In the material below, find all lines with the string "magnifier" and copy them.

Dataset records

┌────────

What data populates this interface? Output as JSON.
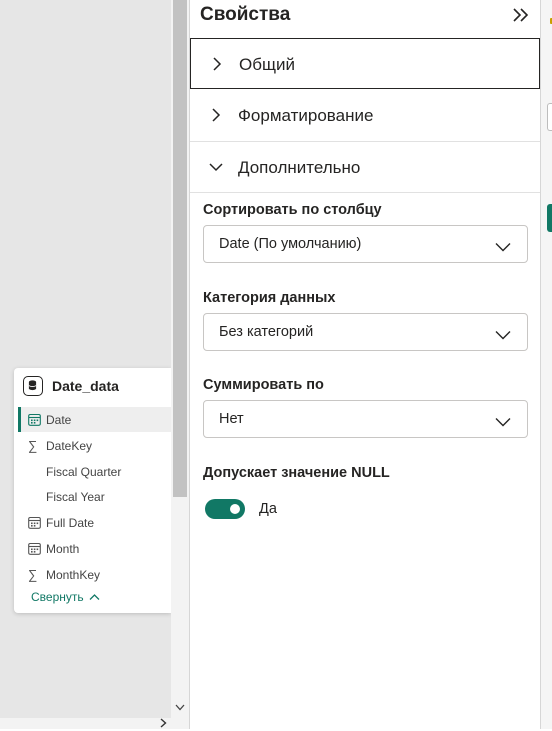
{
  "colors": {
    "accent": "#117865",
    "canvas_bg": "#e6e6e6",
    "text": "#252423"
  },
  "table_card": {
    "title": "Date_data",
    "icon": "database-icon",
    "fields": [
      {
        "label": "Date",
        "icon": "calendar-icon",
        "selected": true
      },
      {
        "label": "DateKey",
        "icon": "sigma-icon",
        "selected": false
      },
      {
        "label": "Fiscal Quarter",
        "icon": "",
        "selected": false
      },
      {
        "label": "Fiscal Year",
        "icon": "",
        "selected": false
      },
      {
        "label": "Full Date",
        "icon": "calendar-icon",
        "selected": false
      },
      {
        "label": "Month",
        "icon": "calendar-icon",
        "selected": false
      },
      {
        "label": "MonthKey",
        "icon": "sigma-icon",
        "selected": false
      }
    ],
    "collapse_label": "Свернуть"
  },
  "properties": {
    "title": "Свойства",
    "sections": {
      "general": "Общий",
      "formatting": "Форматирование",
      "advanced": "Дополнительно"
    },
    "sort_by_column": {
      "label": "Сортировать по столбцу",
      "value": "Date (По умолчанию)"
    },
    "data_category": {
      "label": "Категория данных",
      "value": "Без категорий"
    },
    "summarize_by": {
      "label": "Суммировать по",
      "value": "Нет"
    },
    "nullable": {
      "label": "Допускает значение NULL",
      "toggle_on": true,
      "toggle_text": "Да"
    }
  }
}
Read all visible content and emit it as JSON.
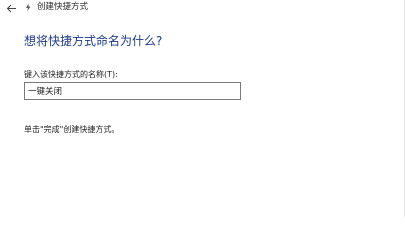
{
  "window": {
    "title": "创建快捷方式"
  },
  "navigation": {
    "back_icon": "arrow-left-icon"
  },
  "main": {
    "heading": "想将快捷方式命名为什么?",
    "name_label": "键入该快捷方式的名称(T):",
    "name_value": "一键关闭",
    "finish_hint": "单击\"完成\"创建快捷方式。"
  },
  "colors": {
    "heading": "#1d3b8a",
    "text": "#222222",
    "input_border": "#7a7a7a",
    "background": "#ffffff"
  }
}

└────────
┌────────

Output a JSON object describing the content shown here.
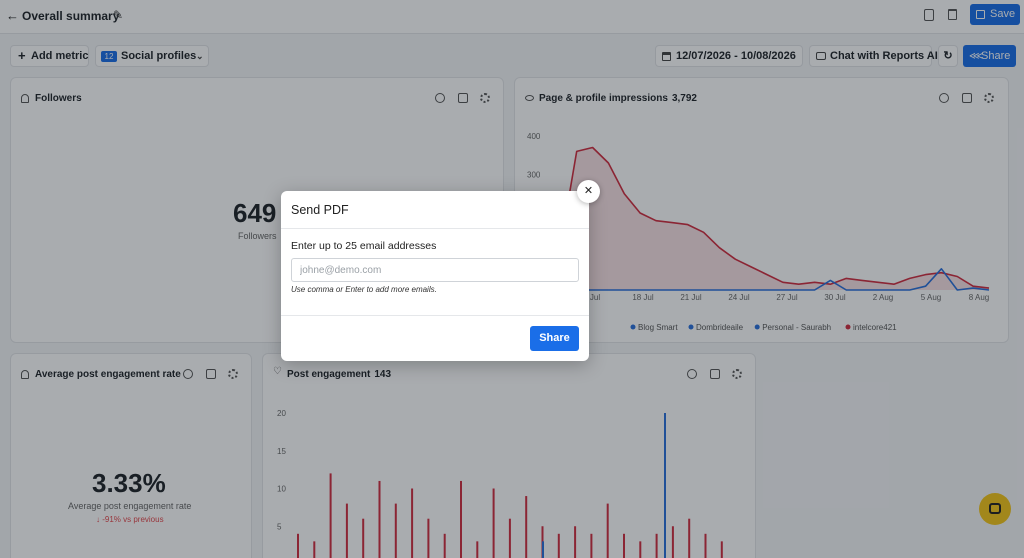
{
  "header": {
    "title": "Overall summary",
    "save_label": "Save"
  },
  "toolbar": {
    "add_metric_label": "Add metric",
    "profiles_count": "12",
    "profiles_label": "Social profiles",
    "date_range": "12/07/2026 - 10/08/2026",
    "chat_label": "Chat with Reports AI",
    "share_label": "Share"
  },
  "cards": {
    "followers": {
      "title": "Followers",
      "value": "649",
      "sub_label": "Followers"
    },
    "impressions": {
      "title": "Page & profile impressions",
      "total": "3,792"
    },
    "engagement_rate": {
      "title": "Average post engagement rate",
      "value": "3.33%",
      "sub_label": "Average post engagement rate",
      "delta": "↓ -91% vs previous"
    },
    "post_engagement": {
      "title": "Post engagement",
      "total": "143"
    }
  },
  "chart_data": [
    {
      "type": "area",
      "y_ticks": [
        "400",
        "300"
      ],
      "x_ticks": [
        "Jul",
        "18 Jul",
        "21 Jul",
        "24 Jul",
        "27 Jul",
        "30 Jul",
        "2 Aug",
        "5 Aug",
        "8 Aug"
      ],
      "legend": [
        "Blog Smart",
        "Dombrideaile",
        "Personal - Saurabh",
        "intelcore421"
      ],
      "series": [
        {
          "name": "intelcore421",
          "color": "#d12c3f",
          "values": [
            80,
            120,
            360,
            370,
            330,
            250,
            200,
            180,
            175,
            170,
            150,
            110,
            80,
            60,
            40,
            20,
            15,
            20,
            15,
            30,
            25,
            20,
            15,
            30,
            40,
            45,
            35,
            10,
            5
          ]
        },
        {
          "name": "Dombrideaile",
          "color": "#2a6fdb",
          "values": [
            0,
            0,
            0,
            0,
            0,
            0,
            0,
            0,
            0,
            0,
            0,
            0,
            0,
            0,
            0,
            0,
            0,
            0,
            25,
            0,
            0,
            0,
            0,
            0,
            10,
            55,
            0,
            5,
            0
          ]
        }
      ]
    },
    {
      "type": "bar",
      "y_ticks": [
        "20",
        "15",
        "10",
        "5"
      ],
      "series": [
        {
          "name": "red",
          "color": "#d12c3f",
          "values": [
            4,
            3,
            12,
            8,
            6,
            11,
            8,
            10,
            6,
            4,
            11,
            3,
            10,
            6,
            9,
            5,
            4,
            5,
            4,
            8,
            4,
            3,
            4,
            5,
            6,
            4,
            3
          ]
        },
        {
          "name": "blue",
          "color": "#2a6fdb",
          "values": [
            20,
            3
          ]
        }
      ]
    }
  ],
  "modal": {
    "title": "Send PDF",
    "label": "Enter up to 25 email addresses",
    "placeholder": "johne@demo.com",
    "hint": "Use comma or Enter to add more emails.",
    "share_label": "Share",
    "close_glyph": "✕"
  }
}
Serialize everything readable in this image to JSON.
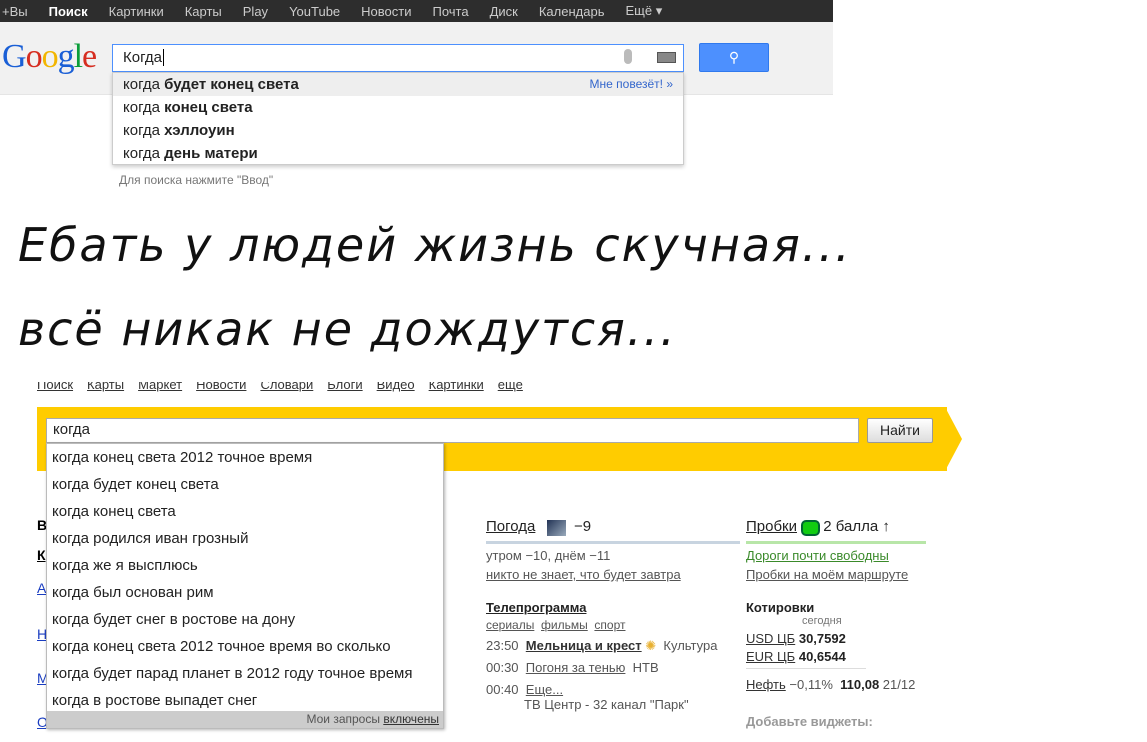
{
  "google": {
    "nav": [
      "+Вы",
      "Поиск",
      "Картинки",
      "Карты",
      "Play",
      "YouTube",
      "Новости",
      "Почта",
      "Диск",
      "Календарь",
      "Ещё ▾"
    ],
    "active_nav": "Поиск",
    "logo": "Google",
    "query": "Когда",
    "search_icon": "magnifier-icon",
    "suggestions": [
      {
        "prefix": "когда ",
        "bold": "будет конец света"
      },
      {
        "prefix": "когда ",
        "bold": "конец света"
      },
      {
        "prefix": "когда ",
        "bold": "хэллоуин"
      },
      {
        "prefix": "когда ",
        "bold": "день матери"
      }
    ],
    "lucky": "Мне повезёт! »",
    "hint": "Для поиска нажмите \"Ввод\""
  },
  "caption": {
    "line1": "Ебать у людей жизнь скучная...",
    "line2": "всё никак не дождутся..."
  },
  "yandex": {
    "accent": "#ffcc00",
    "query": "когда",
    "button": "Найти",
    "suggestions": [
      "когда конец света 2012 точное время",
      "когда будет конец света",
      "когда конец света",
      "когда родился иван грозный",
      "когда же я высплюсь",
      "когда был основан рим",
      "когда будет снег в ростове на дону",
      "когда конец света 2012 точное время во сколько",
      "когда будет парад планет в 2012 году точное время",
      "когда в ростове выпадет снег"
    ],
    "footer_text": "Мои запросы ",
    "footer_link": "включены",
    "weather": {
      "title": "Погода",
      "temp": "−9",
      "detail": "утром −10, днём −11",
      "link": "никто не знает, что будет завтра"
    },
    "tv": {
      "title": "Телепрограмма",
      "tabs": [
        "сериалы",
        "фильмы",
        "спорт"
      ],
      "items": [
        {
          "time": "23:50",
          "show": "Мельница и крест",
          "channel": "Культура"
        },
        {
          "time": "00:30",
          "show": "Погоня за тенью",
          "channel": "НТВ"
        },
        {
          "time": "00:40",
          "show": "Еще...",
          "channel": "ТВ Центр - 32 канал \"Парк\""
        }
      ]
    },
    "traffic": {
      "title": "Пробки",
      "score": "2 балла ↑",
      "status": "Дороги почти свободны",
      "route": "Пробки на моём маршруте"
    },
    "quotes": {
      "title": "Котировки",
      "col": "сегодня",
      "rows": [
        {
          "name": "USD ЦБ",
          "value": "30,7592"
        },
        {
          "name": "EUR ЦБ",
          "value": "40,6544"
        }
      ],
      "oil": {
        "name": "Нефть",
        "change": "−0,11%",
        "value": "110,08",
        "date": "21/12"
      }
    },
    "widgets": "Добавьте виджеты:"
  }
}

└────────
┌────────

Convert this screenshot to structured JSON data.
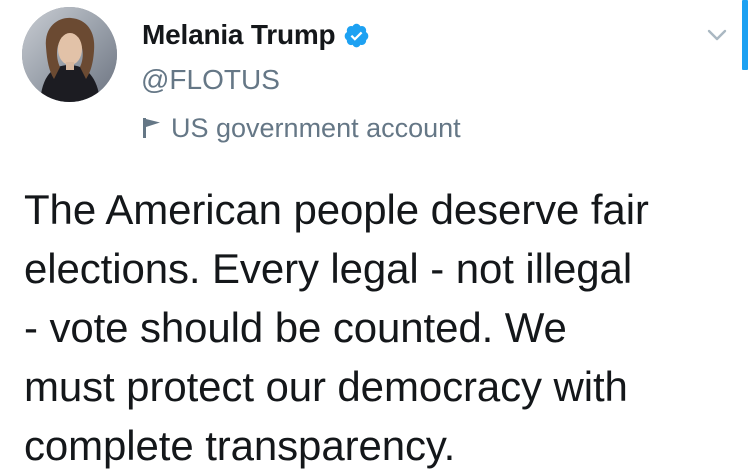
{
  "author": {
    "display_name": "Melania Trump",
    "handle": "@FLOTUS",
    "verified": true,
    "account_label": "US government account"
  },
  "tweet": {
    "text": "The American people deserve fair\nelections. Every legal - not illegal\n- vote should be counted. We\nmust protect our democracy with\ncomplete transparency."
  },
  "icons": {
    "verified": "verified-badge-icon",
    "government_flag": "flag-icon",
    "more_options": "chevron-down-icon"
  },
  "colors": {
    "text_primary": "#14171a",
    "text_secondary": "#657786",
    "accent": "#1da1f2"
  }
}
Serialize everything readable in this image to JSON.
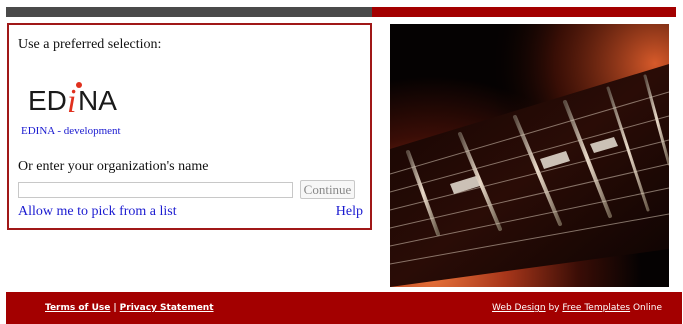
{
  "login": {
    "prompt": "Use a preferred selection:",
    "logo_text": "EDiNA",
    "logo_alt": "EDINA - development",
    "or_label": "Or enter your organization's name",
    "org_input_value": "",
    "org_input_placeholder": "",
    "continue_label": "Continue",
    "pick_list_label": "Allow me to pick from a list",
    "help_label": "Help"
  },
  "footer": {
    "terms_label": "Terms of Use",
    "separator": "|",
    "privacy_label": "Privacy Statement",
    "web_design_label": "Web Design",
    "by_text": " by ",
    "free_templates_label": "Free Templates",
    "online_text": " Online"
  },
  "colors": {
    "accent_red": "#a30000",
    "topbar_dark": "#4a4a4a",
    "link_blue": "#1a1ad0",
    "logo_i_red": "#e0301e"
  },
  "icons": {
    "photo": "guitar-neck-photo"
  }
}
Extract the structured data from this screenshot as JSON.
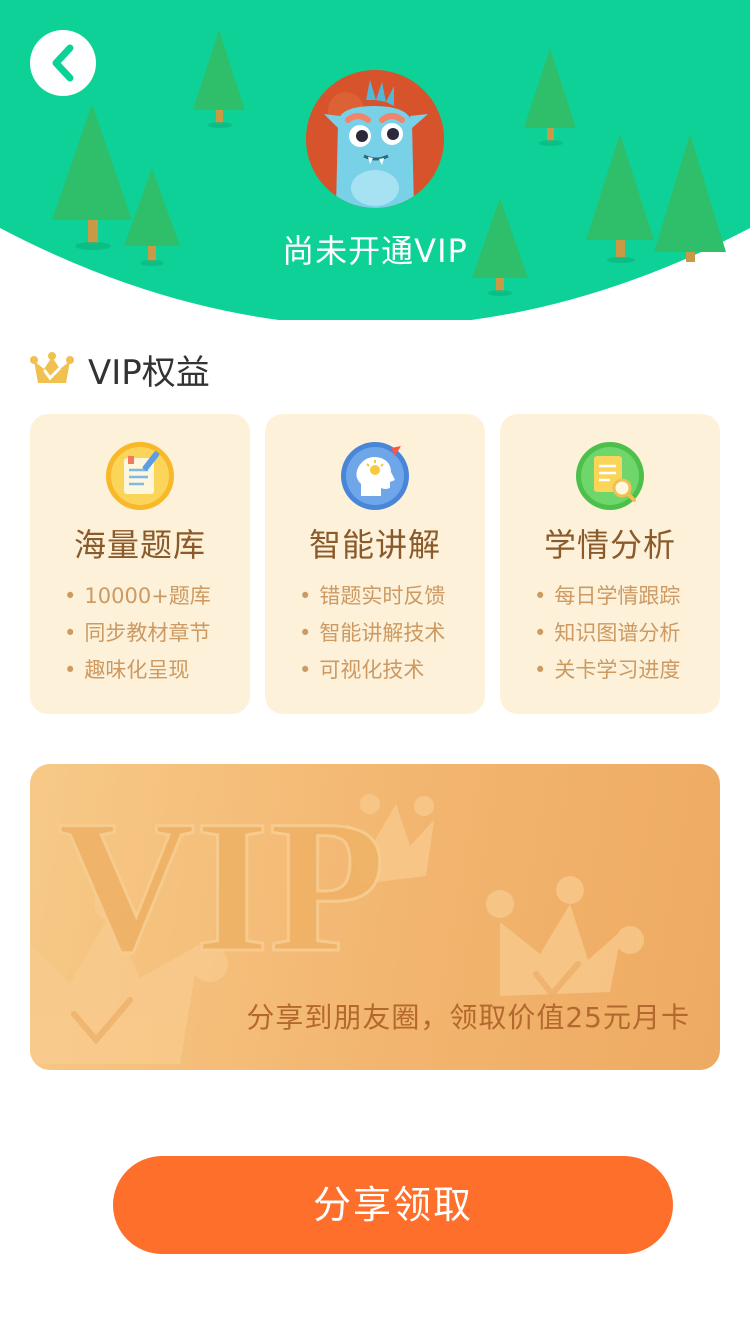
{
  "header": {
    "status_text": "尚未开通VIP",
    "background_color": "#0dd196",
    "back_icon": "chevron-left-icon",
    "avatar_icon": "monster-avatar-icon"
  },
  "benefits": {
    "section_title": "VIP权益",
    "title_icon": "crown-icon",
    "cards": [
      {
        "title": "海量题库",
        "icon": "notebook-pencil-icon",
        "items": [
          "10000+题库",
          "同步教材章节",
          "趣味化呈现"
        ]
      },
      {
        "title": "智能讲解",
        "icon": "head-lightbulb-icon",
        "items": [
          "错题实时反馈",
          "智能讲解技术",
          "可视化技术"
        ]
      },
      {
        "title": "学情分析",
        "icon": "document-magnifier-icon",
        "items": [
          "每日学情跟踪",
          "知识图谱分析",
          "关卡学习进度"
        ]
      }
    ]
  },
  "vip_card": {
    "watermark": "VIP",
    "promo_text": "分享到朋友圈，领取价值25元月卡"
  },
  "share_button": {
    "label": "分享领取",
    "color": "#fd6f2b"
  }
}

└────────

* **Task answer**
    "search_icon": "magnifier-icon",
        "icon": "document-magnifier-icon",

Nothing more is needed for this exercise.